WHAT IS EXPECTED
For the entries below, how many lines include the word "stagioni"? Give the figure and nothing more.

[Records contained in a dataset]
--- begin ---

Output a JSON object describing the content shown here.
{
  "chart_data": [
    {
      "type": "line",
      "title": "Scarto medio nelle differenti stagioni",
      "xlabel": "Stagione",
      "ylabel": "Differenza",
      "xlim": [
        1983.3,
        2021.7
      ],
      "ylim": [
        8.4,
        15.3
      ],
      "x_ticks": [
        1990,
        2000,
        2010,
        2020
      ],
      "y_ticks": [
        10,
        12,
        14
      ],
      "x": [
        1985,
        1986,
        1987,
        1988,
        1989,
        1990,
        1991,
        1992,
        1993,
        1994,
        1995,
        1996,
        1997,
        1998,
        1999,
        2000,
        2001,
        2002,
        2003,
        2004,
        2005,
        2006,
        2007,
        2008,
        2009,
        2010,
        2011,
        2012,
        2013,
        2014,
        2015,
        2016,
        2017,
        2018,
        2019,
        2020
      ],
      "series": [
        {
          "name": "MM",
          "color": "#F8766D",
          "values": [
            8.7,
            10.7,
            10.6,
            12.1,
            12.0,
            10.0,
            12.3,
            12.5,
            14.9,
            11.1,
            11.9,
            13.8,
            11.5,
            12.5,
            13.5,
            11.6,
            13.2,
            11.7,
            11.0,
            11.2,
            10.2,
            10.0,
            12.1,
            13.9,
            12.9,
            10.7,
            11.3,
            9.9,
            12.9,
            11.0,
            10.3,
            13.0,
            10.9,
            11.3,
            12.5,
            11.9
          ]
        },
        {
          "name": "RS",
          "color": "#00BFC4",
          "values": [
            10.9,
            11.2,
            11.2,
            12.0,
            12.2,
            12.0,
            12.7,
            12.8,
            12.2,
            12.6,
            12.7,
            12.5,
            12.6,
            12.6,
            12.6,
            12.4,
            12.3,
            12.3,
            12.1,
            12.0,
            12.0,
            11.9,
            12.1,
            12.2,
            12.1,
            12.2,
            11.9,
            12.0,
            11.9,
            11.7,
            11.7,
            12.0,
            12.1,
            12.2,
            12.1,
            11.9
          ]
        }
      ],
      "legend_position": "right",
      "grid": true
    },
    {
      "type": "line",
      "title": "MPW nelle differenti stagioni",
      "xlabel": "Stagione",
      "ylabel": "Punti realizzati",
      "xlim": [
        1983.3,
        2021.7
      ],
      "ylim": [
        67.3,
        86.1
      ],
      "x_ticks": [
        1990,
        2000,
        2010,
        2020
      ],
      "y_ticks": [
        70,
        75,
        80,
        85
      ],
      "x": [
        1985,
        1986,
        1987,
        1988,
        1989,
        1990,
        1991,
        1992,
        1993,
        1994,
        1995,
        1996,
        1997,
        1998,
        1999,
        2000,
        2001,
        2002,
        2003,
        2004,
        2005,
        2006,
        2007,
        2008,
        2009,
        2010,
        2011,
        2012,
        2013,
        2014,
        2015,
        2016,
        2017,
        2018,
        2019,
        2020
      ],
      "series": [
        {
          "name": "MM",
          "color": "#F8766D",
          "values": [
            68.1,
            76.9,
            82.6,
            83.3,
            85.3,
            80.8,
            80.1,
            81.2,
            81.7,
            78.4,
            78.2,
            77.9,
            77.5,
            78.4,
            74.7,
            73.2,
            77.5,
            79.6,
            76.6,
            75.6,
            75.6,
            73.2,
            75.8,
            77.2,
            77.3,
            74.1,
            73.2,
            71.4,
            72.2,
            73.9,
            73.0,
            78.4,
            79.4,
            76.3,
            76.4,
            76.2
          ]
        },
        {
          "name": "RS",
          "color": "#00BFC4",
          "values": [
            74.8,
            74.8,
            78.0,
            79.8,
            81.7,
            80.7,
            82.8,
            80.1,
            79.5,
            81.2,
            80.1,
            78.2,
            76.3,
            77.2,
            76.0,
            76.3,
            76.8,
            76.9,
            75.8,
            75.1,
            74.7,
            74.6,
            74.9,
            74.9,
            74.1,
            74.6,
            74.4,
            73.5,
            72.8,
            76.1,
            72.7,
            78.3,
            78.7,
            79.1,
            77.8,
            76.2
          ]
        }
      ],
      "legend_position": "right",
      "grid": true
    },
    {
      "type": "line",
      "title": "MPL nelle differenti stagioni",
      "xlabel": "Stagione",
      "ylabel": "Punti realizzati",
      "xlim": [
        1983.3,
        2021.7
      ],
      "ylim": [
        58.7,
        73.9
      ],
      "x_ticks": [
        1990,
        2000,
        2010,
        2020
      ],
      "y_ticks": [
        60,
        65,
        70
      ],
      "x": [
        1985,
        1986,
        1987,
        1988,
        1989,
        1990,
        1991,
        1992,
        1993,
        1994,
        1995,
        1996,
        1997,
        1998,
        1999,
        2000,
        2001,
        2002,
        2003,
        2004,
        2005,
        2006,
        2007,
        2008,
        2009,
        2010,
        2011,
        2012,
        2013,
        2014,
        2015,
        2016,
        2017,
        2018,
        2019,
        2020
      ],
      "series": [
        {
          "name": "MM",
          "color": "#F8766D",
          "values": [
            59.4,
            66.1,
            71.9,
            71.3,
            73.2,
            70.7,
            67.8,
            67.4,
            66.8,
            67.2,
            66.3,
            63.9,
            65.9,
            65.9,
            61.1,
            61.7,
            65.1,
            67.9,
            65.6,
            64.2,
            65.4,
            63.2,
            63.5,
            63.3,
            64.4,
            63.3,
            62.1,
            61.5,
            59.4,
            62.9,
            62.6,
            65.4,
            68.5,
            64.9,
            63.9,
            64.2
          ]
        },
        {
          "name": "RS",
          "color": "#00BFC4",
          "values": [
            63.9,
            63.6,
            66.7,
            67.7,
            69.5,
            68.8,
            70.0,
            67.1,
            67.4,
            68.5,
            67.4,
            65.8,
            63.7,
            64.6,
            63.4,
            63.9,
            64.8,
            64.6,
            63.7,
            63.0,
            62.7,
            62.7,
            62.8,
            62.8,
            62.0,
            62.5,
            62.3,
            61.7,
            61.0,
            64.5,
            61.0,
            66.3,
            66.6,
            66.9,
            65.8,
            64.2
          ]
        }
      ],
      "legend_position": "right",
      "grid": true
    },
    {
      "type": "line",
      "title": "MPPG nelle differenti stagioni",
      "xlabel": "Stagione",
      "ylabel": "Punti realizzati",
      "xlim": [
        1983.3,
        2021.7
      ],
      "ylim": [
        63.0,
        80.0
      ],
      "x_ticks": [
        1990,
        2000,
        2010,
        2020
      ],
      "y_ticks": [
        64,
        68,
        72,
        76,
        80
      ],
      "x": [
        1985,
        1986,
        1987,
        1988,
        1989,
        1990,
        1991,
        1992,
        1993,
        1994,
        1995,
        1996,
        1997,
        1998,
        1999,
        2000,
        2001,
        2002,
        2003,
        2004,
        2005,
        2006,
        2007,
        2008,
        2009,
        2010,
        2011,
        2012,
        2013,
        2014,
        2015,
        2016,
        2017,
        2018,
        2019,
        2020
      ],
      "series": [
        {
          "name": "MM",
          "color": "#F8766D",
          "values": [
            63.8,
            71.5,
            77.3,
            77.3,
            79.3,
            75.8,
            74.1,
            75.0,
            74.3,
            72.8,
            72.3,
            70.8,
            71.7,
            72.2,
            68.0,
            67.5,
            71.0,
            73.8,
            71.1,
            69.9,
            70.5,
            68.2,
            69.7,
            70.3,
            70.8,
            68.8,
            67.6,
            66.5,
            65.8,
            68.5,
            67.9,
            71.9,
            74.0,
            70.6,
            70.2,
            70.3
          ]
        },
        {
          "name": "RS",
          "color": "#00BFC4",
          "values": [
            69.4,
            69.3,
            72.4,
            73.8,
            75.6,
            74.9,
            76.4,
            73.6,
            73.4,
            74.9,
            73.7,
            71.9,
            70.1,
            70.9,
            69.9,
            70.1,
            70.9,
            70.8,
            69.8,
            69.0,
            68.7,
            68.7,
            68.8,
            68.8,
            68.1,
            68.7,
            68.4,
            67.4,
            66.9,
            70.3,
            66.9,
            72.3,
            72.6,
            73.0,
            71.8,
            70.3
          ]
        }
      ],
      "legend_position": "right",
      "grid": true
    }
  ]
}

--- end ---

TASK ANSWER
4